▸ **JOB**:
Single out the lines of the material that contain "data" and copy them.

* BEGIN SUPPLIED ENTRIES *

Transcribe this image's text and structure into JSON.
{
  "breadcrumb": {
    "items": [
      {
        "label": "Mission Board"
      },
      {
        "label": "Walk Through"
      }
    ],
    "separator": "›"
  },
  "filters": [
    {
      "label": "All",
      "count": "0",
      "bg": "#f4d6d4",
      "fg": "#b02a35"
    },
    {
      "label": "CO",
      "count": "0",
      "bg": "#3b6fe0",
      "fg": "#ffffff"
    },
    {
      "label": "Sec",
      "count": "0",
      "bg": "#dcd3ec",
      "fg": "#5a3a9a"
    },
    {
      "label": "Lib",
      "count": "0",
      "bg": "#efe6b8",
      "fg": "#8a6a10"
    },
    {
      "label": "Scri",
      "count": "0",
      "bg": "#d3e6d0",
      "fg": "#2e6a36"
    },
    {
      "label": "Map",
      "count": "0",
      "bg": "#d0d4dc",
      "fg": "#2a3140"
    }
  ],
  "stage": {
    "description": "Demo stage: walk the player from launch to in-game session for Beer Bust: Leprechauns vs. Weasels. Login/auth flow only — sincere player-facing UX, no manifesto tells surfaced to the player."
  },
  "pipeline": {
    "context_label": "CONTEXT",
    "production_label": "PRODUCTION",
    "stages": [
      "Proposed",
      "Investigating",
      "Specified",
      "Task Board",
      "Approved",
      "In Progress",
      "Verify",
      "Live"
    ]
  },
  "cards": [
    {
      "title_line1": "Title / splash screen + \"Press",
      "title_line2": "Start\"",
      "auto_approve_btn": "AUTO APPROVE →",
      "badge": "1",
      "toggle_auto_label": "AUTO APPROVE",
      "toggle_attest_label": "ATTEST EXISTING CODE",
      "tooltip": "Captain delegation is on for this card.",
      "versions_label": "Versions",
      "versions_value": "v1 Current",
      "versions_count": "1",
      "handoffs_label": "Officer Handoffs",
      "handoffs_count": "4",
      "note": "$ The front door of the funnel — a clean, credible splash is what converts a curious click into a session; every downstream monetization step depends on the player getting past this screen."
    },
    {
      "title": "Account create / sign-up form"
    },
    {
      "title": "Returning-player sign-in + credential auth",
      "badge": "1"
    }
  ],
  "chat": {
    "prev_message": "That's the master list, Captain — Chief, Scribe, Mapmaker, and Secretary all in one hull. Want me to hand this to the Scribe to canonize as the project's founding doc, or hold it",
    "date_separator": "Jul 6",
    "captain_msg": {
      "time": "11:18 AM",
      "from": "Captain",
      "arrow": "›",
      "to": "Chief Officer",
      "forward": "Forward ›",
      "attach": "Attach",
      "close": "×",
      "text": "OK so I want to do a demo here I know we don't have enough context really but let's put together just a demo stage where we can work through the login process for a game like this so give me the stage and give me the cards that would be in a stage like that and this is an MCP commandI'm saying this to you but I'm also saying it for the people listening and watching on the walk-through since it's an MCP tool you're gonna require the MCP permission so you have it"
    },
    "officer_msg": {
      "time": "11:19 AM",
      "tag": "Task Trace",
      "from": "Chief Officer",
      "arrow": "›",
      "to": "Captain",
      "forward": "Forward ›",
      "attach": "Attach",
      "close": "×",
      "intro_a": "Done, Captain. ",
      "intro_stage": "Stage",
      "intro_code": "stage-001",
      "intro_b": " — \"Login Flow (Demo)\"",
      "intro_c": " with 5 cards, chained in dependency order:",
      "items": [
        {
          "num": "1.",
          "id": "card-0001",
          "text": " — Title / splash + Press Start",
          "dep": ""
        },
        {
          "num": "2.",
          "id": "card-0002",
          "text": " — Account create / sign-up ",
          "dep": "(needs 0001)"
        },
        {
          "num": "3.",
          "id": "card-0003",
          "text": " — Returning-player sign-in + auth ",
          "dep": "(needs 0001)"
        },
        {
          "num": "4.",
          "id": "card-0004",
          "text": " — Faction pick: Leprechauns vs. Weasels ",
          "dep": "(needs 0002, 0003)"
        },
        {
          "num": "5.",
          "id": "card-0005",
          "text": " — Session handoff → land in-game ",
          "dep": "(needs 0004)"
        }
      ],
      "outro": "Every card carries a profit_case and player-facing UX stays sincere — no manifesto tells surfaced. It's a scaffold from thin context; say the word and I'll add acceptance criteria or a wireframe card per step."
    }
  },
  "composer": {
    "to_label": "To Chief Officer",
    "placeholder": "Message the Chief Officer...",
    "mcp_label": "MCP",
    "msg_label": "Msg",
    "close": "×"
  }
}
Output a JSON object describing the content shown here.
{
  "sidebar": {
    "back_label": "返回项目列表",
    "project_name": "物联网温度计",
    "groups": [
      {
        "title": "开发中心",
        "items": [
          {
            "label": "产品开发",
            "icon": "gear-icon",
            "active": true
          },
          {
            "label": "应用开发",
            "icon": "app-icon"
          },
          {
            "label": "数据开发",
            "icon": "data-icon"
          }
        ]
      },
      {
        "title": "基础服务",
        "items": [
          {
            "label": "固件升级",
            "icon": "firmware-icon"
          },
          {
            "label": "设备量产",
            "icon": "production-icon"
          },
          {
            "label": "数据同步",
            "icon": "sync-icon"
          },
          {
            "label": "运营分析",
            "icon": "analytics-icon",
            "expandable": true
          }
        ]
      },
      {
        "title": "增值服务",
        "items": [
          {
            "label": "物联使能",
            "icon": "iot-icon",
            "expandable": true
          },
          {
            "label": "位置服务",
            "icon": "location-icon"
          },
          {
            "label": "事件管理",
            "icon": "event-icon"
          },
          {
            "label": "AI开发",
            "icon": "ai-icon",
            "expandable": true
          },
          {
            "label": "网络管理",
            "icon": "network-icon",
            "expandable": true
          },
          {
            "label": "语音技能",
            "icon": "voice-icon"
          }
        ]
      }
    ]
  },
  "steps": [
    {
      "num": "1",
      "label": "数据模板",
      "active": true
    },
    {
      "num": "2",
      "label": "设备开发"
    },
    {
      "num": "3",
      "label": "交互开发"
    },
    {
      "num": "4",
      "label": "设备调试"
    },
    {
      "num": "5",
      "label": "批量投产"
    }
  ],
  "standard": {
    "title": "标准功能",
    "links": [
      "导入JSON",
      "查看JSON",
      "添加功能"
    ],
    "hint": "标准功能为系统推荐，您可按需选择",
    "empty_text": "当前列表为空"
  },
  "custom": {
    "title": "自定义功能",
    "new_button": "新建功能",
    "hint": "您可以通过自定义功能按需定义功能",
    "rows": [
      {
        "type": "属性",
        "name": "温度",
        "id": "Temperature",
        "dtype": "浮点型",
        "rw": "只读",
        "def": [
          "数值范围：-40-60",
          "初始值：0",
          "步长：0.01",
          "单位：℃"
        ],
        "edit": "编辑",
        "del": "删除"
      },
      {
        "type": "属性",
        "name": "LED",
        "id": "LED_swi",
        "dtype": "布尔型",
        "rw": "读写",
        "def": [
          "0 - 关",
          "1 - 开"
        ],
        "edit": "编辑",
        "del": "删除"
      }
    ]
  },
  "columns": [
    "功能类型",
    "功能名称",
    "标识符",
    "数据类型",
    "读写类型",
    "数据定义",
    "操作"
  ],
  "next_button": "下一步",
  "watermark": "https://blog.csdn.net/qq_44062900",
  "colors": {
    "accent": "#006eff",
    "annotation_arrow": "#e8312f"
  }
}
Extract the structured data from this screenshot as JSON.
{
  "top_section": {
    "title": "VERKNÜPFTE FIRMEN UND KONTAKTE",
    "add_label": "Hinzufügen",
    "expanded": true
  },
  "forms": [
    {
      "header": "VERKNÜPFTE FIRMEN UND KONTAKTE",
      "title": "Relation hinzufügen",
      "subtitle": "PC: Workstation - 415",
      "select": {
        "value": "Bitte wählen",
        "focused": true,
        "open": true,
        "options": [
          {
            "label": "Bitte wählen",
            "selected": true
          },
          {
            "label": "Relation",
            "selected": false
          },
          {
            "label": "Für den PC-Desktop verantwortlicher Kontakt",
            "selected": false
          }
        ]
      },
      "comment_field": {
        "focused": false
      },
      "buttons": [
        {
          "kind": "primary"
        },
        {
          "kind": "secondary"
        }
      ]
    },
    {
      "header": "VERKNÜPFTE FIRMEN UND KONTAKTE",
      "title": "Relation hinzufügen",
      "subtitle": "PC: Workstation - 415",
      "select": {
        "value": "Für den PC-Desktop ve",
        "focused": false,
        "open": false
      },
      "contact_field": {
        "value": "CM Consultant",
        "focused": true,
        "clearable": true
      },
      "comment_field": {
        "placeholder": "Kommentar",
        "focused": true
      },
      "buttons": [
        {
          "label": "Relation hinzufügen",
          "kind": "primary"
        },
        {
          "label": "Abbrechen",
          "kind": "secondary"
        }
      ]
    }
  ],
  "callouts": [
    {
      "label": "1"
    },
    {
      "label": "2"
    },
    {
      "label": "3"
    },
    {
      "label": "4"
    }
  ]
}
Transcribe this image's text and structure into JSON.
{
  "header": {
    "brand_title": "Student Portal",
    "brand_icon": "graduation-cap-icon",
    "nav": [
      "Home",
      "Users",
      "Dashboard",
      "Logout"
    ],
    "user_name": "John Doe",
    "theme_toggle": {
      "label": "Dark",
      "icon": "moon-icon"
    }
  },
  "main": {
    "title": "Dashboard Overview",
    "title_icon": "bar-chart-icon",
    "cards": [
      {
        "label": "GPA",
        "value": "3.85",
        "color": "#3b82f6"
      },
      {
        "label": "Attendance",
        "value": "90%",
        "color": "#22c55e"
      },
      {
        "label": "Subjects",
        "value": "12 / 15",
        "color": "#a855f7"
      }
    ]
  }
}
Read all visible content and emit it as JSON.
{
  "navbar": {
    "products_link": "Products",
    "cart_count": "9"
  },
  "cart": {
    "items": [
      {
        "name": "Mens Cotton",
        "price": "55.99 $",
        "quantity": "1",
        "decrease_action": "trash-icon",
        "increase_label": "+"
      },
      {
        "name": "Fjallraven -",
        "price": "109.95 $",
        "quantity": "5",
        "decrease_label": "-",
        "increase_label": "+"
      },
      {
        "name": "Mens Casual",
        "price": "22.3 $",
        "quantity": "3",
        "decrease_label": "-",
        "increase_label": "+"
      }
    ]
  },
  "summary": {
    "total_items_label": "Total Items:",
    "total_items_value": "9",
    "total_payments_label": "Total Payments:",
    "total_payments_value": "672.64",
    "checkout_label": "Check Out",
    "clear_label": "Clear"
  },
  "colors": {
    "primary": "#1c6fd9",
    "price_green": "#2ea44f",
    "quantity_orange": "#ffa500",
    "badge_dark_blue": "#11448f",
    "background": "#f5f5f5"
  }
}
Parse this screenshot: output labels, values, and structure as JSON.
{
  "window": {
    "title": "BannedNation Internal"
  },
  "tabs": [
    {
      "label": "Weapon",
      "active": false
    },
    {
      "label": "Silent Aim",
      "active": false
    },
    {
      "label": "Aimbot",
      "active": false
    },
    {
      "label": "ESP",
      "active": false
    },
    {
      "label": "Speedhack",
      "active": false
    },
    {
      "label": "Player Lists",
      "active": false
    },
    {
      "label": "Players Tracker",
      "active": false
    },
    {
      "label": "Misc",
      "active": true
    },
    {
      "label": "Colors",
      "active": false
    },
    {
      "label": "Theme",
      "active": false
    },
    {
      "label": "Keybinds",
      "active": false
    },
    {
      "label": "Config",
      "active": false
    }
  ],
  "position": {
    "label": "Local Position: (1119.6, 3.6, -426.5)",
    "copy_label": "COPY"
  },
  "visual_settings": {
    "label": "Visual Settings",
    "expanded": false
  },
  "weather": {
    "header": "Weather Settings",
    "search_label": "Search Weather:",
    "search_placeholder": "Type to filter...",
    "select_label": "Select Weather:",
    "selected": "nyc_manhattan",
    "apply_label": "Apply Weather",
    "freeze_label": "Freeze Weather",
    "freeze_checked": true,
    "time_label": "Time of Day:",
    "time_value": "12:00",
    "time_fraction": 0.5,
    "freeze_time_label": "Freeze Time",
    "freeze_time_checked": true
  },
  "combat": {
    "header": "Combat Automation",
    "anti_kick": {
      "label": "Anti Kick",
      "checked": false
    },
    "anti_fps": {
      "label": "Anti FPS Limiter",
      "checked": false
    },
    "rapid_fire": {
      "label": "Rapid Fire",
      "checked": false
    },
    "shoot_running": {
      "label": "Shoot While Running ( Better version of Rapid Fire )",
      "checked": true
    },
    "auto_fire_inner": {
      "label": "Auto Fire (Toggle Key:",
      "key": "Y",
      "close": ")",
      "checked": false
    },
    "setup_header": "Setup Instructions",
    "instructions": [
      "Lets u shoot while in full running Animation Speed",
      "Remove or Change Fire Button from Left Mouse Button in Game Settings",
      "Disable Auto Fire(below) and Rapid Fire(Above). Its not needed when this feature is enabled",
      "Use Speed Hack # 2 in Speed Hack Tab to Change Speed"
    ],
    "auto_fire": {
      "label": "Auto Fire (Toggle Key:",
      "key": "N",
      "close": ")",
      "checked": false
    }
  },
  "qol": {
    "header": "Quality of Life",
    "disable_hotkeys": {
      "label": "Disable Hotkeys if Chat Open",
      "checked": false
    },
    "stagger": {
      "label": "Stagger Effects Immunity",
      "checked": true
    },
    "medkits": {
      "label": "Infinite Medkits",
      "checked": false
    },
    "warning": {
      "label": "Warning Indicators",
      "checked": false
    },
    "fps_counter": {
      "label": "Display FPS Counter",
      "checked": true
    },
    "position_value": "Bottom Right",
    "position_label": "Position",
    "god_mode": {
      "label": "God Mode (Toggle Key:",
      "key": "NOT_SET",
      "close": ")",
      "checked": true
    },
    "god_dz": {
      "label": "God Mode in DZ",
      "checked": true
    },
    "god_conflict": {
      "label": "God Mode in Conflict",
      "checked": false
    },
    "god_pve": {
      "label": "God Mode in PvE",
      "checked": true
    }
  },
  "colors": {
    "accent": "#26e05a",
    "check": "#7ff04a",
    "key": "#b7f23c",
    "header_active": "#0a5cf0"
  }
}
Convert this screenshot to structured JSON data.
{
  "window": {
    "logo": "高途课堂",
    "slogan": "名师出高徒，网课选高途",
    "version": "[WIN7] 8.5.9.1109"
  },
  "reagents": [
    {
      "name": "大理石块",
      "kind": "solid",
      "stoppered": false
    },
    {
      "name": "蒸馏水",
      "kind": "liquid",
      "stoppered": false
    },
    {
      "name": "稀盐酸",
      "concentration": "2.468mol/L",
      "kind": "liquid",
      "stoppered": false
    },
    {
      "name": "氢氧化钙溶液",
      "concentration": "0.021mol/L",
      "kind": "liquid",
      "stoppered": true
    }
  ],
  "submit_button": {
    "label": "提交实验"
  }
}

* END SUPPLIED ENTRIES *

▸ **FINISHED EXERCISE**:
            "icon": "data-icon"
Extract the structured data from this screenshot as JSON.
Convert this screenshot to structured JSON data.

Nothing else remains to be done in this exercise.